▶ [DATA SUPPLIED]:

┄┄┄┄┄┄┄┄┄┄

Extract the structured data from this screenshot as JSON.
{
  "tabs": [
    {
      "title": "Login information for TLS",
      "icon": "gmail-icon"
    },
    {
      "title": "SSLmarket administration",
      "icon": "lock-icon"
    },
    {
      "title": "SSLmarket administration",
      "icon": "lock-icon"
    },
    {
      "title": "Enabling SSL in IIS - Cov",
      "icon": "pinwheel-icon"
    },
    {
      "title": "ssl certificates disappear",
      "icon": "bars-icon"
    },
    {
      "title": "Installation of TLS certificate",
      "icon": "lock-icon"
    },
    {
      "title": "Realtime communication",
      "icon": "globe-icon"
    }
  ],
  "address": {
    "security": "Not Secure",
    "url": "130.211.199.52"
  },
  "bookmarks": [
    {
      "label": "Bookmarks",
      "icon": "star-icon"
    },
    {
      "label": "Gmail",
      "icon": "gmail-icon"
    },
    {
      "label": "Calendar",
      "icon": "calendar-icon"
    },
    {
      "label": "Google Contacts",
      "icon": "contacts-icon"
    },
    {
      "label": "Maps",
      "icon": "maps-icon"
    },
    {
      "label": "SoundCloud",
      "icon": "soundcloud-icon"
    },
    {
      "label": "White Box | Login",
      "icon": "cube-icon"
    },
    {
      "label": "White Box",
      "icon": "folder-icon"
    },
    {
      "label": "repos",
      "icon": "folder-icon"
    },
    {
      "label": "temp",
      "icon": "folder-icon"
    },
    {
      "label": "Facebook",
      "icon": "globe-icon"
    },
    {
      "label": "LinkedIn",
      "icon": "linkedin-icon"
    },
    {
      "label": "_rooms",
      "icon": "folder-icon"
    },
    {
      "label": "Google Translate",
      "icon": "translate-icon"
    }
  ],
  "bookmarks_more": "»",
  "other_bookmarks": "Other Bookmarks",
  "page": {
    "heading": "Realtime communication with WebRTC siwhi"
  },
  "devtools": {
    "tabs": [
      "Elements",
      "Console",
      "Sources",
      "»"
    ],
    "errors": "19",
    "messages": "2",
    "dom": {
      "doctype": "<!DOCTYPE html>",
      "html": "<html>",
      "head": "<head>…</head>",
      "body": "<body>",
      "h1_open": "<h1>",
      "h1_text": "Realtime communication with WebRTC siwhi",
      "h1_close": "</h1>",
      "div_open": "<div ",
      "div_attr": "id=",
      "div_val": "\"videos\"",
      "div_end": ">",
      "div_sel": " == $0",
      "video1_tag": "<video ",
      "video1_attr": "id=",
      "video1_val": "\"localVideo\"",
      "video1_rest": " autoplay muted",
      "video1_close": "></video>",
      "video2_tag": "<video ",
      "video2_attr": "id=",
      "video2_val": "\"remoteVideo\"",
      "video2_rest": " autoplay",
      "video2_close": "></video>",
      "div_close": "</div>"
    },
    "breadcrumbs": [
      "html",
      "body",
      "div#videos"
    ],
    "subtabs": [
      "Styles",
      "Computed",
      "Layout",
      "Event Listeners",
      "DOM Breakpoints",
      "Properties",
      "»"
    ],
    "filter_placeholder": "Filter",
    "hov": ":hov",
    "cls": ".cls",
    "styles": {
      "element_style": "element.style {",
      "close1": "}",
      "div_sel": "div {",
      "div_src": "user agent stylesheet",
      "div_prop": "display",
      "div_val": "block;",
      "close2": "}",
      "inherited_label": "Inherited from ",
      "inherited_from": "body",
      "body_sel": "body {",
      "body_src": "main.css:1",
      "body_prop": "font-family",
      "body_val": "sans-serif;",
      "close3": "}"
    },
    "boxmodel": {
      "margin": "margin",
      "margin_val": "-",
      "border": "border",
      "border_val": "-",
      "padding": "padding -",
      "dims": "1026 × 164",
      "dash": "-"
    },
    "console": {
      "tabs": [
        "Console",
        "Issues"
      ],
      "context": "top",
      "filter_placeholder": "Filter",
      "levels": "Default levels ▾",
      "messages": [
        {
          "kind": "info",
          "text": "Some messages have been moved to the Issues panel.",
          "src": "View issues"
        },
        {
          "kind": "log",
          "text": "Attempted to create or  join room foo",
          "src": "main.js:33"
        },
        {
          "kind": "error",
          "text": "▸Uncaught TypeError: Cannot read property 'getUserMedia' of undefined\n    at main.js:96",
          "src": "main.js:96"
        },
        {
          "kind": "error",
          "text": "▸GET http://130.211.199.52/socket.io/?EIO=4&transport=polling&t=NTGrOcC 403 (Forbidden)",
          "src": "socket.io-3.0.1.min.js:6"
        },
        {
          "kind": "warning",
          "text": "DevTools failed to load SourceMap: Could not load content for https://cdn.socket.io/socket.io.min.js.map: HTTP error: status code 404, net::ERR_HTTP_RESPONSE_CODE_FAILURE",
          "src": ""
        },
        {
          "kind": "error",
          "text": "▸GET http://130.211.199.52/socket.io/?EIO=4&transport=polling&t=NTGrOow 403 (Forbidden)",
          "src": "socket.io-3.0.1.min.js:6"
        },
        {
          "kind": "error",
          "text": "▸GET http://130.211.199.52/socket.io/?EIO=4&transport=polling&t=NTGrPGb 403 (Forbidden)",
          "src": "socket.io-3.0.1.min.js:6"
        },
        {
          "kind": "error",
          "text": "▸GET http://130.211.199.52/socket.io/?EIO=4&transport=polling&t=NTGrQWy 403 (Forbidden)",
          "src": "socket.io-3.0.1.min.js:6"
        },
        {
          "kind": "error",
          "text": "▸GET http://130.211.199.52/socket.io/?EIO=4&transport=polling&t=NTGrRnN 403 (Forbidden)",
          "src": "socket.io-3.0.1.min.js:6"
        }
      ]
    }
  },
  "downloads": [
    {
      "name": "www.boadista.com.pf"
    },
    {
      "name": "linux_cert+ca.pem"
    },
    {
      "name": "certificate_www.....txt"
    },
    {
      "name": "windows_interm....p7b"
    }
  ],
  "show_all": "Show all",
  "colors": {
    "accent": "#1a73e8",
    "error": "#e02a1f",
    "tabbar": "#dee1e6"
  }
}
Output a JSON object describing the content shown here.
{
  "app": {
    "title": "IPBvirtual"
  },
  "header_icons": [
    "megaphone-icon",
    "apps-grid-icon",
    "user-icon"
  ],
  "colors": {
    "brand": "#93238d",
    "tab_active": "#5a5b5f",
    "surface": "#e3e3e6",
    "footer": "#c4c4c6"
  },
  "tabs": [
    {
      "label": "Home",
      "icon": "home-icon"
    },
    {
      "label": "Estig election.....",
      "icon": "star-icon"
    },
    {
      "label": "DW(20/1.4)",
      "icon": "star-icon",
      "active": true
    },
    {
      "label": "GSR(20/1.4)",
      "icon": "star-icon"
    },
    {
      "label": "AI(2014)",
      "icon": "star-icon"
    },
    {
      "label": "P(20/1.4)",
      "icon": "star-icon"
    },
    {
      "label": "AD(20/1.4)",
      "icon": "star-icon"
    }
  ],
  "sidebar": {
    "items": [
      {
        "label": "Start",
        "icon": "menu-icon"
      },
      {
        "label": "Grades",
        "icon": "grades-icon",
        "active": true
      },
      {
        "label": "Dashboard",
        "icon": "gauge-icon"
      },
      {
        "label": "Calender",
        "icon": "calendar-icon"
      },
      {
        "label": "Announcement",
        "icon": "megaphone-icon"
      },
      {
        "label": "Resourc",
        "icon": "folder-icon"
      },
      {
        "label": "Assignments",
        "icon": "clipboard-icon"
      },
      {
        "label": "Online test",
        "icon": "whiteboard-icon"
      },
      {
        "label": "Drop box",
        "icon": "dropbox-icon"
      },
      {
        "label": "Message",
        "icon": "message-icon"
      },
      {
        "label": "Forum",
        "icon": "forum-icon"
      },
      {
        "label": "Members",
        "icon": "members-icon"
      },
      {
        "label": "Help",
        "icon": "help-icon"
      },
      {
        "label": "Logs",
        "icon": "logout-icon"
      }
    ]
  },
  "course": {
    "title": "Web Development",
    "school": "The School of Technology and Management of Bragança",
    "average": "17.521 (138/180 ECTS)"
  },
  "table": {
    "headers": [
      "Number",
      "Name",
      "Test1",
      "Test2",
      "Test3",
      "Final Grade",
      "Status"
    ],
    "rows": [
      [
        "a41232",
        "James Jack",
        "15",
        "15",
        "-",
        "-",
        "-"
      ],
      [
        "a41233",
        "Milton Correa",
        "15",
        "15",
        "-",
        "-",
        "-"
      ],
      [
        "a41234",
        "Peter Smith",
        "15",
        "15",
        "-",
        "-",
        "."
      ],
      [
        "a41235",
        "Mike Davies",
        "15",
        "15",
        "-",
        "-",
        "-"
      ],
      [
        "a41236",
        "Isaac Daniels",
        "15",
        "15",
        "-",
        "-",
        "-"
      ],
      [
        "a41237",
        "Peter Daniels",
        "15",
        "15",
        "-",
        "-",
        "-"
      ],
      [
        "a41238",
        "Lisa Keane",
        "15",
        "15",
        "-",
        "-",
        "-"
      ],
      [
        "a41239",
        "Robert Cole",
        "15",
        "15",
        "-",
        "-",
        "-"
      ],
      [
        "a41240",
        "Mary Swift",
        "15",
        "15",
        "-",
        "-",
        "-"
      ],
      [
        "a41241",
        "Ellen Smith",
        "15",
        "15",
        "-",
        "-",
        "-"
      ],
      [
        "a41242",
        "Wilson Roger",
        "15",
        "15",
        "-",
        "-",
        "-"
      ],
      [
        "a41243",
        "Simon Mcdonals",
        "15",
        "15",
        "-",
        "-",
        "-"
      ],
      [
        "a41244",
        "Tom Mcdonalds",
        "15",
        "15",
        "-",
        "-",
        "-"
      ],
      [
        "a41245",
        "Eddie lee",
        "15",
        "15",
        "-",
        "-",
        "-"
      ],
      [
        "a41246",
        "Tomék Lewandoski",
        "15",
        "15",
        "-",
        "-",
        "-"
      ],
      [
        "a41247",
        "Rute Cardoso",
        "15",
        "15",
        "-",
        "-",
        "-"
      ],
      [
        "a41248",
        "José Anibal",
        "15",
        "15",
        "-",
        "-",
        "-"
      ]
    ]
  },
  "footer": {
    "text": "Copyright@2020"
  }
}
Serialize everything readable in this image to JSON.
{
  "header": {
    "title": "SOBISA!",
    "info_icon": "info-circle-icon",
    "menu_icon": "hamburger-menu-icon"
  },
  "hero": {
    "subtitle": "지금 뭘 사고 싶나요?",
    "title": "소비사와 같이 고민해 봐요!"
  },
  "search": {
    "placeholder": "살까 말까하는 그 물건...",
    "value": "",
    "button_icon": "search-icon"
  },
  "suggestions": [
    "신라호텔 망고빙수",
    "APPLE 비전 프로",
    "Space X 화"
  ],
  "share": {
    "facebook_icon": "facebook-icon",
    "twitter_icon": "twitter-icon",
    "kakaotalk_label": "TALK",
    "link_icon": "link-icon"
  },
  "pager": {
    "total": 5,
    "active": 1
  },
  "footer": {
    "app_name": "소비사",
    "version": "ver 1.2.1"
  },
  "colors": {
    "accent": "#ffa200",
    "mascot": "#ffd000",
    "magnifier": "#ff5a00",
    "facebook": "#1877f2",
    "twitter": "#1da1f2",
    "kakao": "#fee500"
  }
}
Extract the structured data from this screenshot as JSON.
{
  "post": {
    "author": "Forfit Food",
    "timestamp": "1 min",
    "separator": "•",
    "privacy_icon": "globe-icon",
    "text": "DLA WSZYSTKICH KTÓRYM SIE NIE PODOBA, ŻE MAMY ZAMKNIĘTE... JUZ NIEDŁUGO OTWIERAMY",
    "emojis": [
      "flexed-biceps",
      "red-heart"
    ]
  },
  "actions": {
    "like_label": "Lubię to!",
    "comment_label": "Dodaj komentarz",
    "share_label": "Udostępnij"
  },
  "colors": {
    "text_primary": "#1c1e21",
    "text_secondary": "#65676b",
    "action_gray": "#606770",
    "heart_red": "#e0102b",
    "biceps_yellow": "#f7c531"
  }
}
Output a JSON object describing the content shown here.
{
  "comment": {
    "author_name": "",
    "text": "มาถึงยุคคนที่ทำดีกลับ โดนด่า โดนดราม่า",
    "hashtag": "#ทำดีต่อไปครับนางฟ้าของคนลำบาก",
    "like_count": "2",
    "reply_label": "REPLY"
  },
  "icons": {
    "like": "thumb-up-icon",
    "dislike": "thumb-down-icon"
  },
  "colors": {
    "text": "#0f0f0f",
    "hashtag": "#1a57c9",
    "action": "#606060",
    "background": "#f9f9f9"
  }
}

┄┄┄┄┄┄┄┄┄┄

▶ [TASK BRIEF]: Extract every line containing the string "twitter" from the material.

▶ [CORRECT RESULT]:
    "twitter_icon": "twitter-icon",
    "twitter": "#1da1f2",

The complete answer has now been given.